Which lines include the word "books"? Copy each of them.

━━ Records to process

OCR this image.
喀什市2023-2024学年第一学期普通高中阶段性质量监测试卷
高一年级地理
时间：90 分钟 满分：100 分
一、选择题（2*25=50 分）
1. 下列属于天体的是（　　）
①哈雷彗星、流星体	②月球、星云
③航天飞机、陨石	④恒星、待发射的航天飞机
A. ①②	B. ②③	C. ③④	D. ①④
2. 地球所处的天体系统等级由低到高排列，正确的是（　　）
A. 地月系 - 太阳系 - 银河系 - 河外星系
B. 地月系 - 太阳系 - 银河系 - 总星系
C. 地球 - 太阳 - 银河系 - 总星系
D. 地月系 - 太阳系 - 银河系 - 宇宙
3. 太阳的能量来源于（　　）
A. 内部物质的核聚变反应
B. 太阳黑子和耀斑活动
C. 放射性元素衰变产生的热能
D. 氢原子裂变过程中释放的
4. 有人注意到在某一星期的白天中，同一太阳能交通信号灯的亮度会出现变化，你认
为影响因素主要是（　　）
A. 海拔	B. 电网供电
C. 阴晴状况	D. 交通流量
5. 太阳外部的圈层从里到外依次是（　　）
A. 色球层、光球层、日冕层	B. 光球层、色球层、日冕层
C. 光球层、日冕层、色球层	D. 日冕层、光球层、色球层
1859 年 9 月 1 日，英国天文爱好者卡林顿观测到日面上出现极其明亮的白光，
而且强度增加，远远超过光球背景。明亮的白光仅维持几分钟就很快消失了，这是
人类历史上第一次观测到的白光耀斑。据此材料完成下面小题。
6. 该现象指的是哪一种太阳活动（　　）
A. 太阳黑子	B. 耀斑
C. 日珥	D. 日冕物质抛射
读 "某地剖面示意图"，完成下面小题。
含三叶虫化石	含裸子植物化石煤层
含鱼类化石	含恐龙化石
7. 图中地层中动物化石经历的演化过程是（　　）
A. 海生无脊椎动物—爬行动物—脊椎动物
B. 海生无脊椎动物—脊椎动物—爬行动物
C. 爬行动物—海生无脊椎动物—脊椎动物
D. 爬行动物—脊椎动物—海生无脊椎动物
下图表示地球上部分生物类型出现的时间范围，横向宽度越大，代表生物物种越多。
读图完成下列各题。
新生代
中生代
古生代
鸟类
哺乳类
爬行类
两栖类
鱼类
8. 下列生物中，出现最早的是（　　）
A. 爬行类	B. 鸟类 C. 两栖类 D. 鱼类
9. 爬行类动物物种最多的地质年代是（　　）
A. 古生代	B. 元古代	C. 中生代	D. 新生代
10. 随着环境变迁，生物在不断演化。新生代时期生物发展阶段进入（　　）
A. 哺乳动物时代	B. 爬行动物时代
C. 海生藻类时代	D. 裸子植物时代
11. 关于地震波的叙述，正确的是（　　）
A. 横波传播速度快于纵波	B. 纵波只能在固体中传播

━━━━
━━ Records to process

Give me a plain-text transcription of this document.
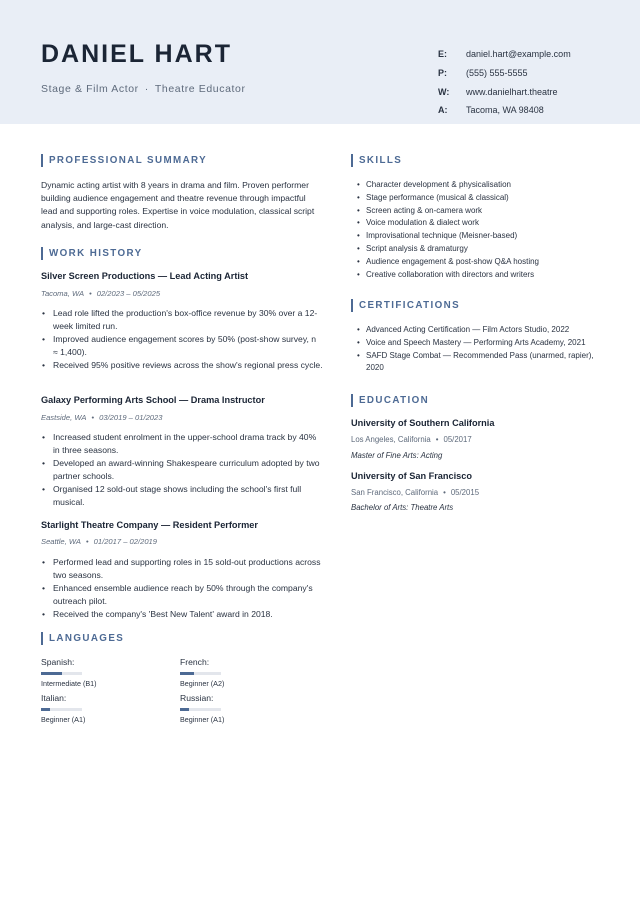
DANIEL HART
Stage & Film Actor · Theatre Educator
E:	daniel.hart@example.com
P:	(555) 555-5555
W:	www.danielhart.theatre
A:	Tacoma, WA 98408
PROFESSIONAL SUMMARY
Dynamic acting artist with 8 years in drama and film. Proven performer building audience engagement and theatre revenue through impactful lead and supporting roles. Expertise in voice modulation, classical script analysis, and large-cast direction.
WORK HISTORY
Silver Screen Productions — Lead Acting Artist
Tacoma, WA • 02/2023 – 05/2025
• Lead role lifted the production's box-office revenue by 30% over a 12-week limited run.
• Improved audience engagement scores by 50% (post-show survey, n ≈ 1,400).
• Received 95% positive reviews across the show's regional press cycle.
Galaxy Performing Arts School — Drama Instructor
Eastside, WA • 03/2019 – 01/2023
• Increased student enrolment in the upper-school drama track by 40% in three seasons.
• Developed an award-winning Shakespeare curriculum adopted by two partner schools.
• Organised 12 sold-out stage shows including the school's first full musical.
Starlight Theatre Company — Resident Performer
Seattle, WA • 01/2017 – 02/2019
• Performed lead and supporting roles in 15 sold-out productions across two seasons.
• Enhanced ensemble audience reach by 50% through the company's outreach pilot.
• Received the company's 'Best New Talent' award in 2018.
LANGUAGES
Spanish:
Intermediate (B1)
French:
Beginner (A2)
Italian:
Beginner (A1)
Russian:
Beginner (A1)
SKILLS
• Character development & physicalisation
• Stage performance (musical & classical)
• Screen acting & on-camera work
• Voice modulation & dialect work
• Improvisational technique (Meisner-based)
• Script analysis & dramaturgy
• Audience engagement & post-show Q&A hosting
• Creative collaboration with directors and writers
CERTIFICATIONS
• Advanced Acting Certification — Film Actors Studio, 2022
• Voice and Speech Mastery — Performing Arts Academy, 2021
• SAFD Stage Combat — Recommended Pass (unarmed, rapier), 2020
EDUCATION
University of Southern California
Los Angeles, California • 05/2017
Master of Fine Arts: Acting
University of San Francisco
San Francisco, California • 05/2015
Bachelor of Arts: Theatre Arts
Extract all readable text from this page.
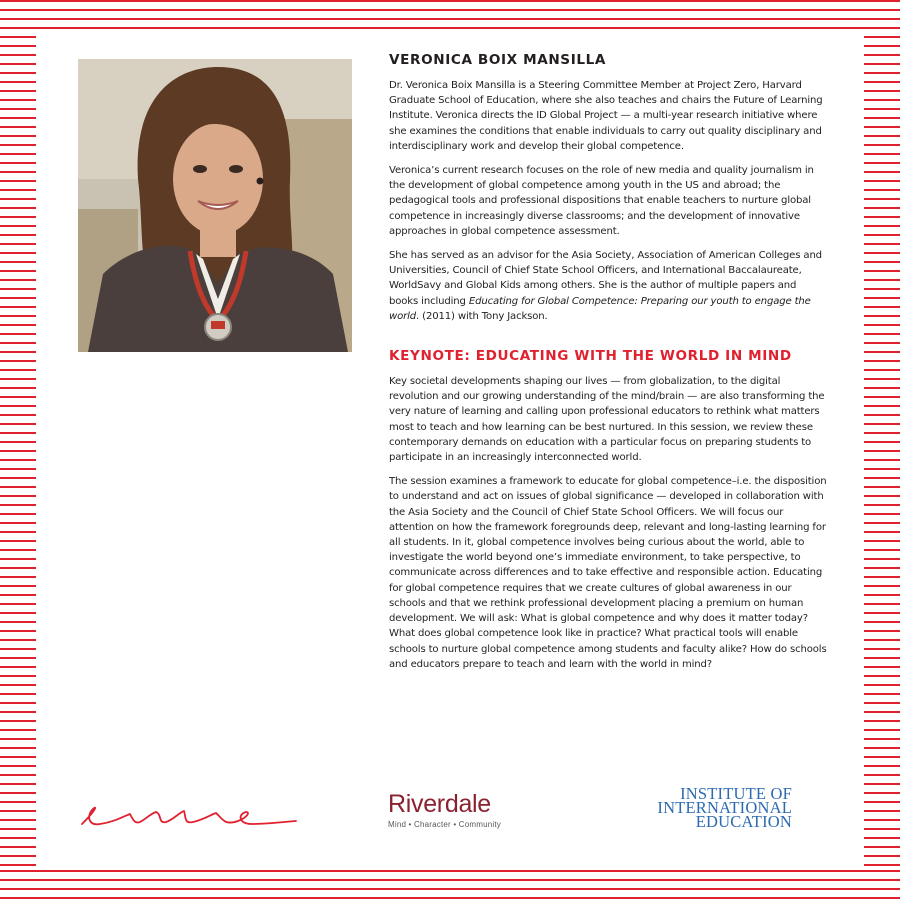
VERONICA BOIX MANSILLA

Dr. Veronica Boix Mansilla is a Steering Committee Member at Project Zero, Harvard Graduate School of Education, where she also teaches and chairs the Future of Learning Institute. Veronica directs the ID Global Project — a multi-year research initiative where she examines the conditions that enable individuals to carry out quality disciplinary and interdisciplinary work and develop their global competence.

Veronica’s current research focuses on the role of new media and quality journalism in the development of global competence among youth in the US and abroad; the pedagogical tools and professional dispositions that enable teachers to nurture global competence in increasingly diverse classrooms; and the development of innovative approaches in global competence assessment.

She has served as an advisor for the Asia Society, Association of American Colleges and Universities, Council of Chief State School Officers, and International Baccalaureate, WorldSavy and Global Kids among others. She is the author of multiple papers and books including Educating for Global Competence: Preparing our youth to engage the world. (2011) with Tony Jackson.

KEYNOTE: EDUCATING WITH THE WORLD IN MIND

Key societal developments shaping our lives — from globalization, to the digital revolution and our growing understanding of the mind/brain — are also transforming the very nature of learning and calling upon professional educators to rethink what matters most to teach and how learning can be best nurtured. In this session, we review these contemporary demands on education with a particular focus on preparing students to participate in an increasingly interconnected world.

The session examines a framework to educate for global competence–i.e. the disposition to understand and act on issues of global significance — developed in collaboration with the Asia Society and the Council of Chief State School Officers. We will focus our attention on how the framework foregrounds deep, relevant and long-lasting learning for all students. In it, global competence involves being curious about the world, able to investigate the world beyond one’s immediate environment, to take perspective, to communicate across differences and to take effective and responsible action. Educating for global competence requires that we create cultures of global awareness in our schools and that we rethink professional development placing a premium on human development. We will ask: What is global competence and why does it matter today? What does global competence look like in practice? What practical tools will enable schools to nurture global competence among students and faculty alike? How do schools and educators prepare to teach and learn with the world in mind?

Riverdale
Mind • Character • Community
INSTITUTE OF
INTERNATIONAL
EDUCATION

━━━━
━━ Records to process

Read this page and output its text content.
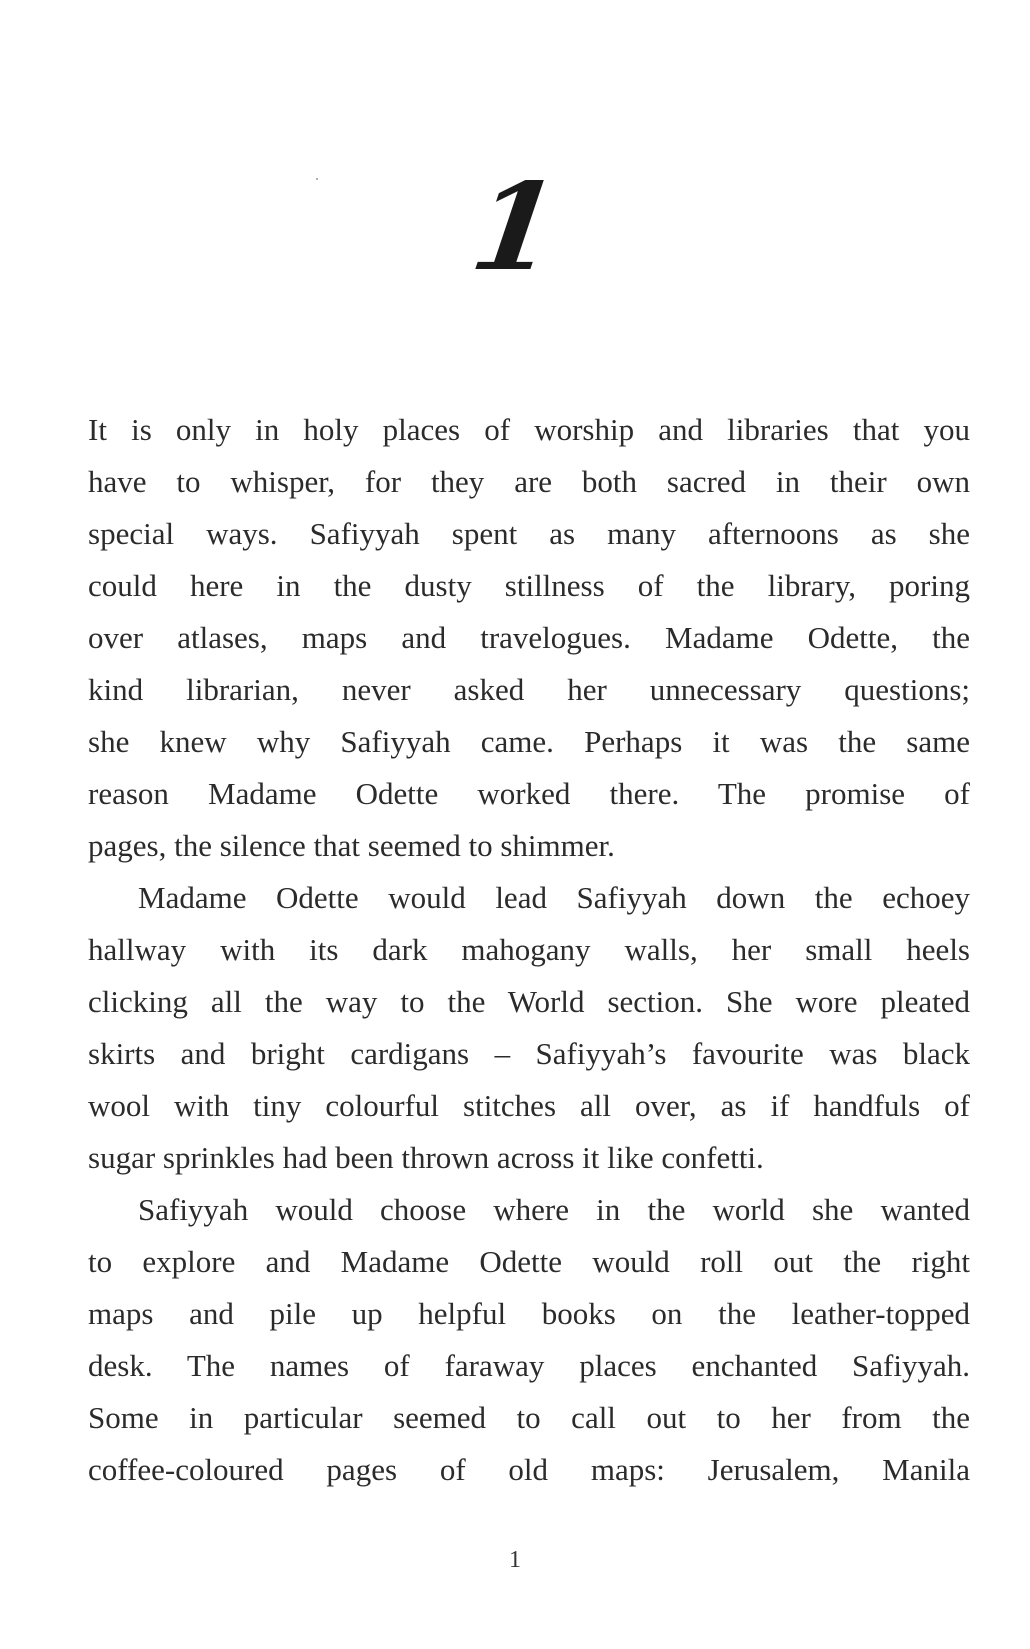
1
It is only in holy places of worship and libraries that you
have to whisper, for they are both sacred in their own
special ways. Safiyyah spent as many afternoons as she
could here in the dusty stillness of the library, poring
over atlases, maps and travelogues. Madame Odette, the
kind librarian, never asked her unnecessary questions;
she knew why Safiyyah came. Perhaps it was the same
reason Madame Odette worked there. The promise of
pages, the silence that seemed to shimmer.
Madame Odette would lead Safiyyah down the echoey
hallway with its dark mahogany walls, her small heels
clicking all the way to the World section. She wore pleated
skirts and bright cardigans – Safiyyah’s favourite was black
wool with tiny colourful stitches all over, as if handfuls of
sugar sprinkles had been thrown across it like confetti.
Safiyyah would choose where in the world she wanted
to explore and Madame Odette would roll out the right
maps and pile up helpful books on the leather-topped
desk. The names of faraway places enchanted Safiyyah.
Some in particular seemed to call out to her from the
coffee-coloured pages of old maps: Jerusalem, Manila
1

━━━━

### Response
She has served as an advisor for the Asia Society, Association of American Colleges and Universities, Council of Chief State School Officers, and International Baccalaureate, WorldSavy and Global Kids among others. She is the author of multiple papers and books including Educating for Global Competence: Preparing our youth to engage the world. (2011) with Tony Jackson.
maps and pile up helpful books on the leather-topped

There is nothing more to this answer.